** Task description **
Every record that follows must be duplicated exactly, with images left out.

Structured figure records
********

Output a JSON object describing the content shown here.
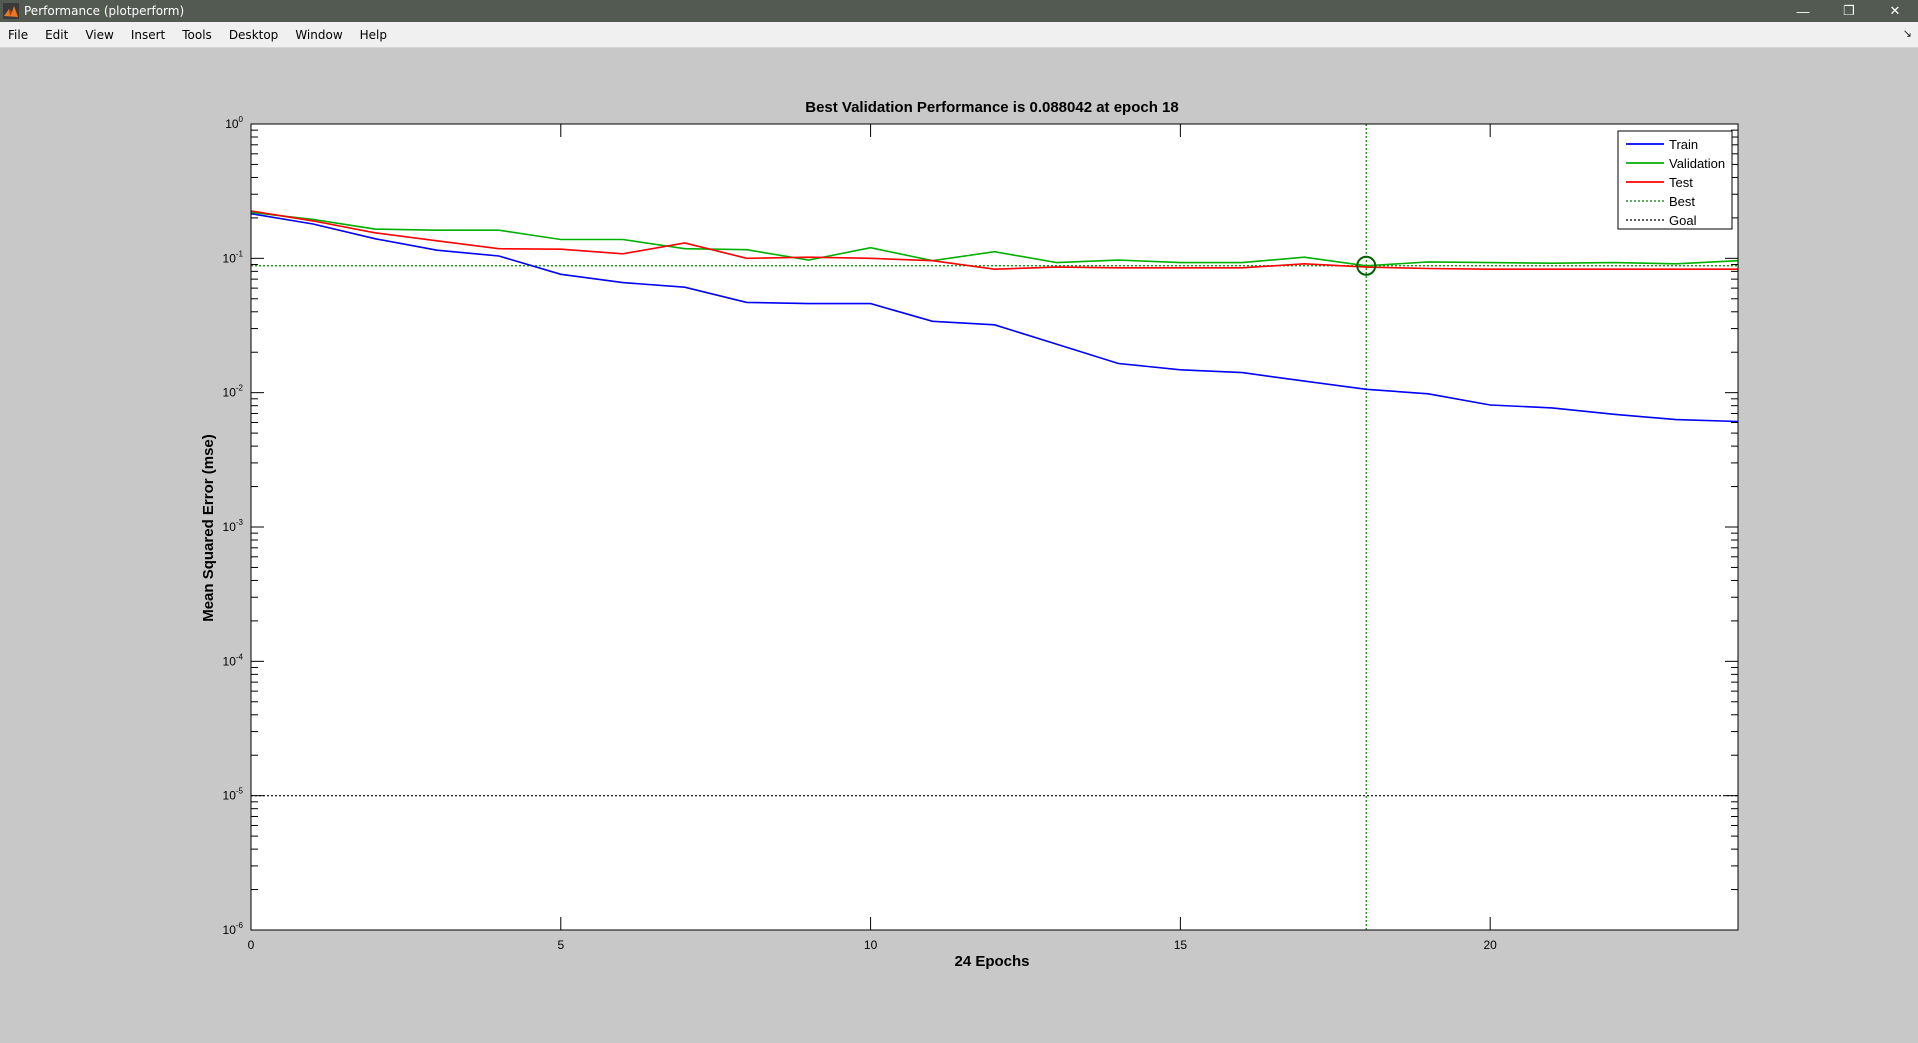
{
  "window": {
    "title": "Performance (plotperform)",
    "controls": [
      "minimize-icon",
      "restore-icon",
      "close-icon"
    ]
  },
  "menubar": {
    "items": [
      "File",
      "Edit",
      "View",
      "Insert",
      "Tools",
      "Desktop",
      "Window",
      "Help"
    ]
  },
  "chart_data": {
    "type": "line",
    "title": "Best Validation Performance is 0.088042 at epoch 18",
    "xlabel": "24 Epochs",
    "ylabel": "Mean Squared Error  (mse)",
    "xlim": [
      0,
      24
    ],
    "ylim": [
      1e-06,
      1
    ],
    "yscale": "log",
    "xticks": [
      0,
      5,
      10,
      15,
      20
    ],
    "yticks": [
      {
        "exp": "0",
        "value": 1
      },
      {
        "exp": "-1",
        "value": 0.1
      },
      {
        "exp": "-2",
        "value": 0.01
      },
      {
        "exp": "-3",
        "value": 0.001
      },
      {
        "exp": "-4",
        "value": 0.0001
      },
      {
        "exp": "-5",
        "value": 1e-05
      },
      {
        "exp": "-6",
        "value": 1e-06
      }
    ],
    "grid": false,
    "legend": "top-right",
    "x": [
      0,
      1,
      2,
      3,
      4,
      5,
      6,
      7,
      8,
      9,
      10,
      11,
      12,
      13,
      14,
      15,
      16,
      17,
      18,
      19,
      20,
      21,
      22,
      23,
      24
    ],
    "series": [
      {
        "name": "Train",
        "color": "#0000ff",
        "style": "solid",
        "values": [
          0.215,
          0.18,
          0.14,
          0.115,
          0.104,
          0.076,
          0.066,
          0.061,
          0.047,
          0.046,
          0.046,
          0.034,
          0.032,
          0.023,
          0.0165,
          0.0148,
          0.0141,
          0.0122,
          0.0106,
          0.0098,
          0.0081,
          0.0077,
          0.0069,
          0.0063,
          0.0061
        ]
      },
      {
        "name": "Validation",
        "color": "#00b000",
        "style": "solid",
        "values": [
          0.22,
          0.195,
          0.165,
          0.162,
          0.162,
          0.138,
          0.138,
          0.118,
          0.116,
          0.097,
          0.12,
          0.096,
          0.112,
          0.093,
          0.097,
          0.093,
          0.093,
          0.102,
          0.088042,
          0.094,
          0.093,
          0.092,
          0.093,
          0.091,
          0.096
        ]
      },
      {
        "name": "Test",
        "color": "#ff0000",
        "style": "solid",
        "values": [
          0.225,
          0.19,
          0.155,
          0.135,
          0.118,
          0.117,
          0.108,
          0.13,
          0.1,
          0.102,
          0.1,
          0.096,
          0.083,
          0.086,
          0.085,
          0.085,
          0.085,
          0.091,
          0.086,
          0.084,
          0.083,
          0.083,
          0.083,
          0.083,
          0.083
        ]
      },
      {
        "name": "Best",
        "color": "#008000",
        "style": "dotted",
        "best_epoch": 18,
        "best_value": 0.088042
      },
      {
        "name": "Goal",
        "color": "#000000",
        "style": "dotted",
        "goal_value": 1e-05
      }
    ]
  }
}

********

** Expected answer **
Output a JSON object describing the content shown here.
{
  "window": {
    "title": "Performance (plotperform)",
    "controls": [
      "minimize-icon",
      "restore-icon",
      "close-icon"
    ]
  },
  "menubar": {
    "items": [
      "File",
      "Edit",
      "View",
      "Insert",
      "Tools",
      "Desktop",
      "Window",
      "Help"
    ]
  },
  "chart_data": {
    "type": "line",
    "title": "Best Validation Performance is 0.088042 at epoch 18",
    "xlabel": "24 Epochs",
    "ylabel": "Mean Squared Error  (mse)",
    "xlim": [
      0,
      24
    ],
    "ylim": [
      1e-06,
      1
    ],
    "yscale": "log",
    "xticks": [
      0,
      5,
      10,
      15,
      20
    ],
    "yticks": [
      {
        "exp": "0",
        "value": 1
      },
      {
        "exp": "-1",
        "value": 0.1
      },
      {
        "exp": "-2",
        "value": 0.01
      },
      {
        "exp": "-3",
        "value": 0.001
      },
      {
        "exp": "-4",
        "value": 0.0001
      },
      {
        "exp": "-5",
        "value": 1e-05
      },
      {
        "exp": "-6",
        "value": 1e-06
      }
    ],
    "grid": false,
    "legend": "top-right",
    "x": [
      0,
      1,
      2,
      3,
      4,
      5,
      6,
      7,
      8,
      9,
      10,
      11,
      12,
      13,
      14,
      15,
      16,
      17,
      18,
      19,
      20,
      21,
      22,
      23,
      24
    ],
    "series": [
      {
        "name": "Train",
        "color": "#0000ff",
        "style": "solid",
        "values": [
          0.215,
          0.18,
          0.14,
          0.115,
          0.104,
          0.076,
          0.066,
          0.061,
          0.047,
          0.046,
          0.046,
          0.034,
          0.032,
          0.023,
          0.0165,
          0.0148,
          0.0141,
          0.0122,
          0.0106,
          0.0098,
          0.0081,
          0.0077,
          0.0069,
          0.0063,
          0.0061
        ]
      },
      {
        "name": "Validation",
        "color": "#00b000",
        "style": "solid",
        "values": [
          0.22,
          0.195,
          0.165,
          0.162,
          0.162,
          0.138,
          0.138,
          0.118,
          0.116,
          0.097,
          0.12,
          0.096,
          0.112,
          0.093,
          0.097,
          0.093,
          0.093,
          0.102,
          0.088042,
          0.094,
          0.093,
          0.092,
          0.093,
          0.091,
          0.096
        ]
      },
      {
        "name": "Test",
        "color": "#ff0000",
        "style": "solid",
        "values": [
          0.225,
          0.19,
          0.155,
          0.135,
          0.118,
          0.117,
          0.108,
          0.13,
          0.1,
          0.102,
          0.1,
          0.096,
          0.083,
          0.086,
          0.085,
          0.085,
          0.085,
          0.091,
          0.086,
          0.084,
          0.083,
          0.083,
          0.083,
          0.083,
          0.083
        ]
      },
      {
        "name": "Best",
        "color": "#008000",
        "style": "dotted",
        "best_epoch": 18,
        "best_value": 0.088042
      },
      {
        "name": "Goal",
        "color": "#000000",
        "style": "dotted",
        "goal_value": 1e-05
      }
    ]
  }
}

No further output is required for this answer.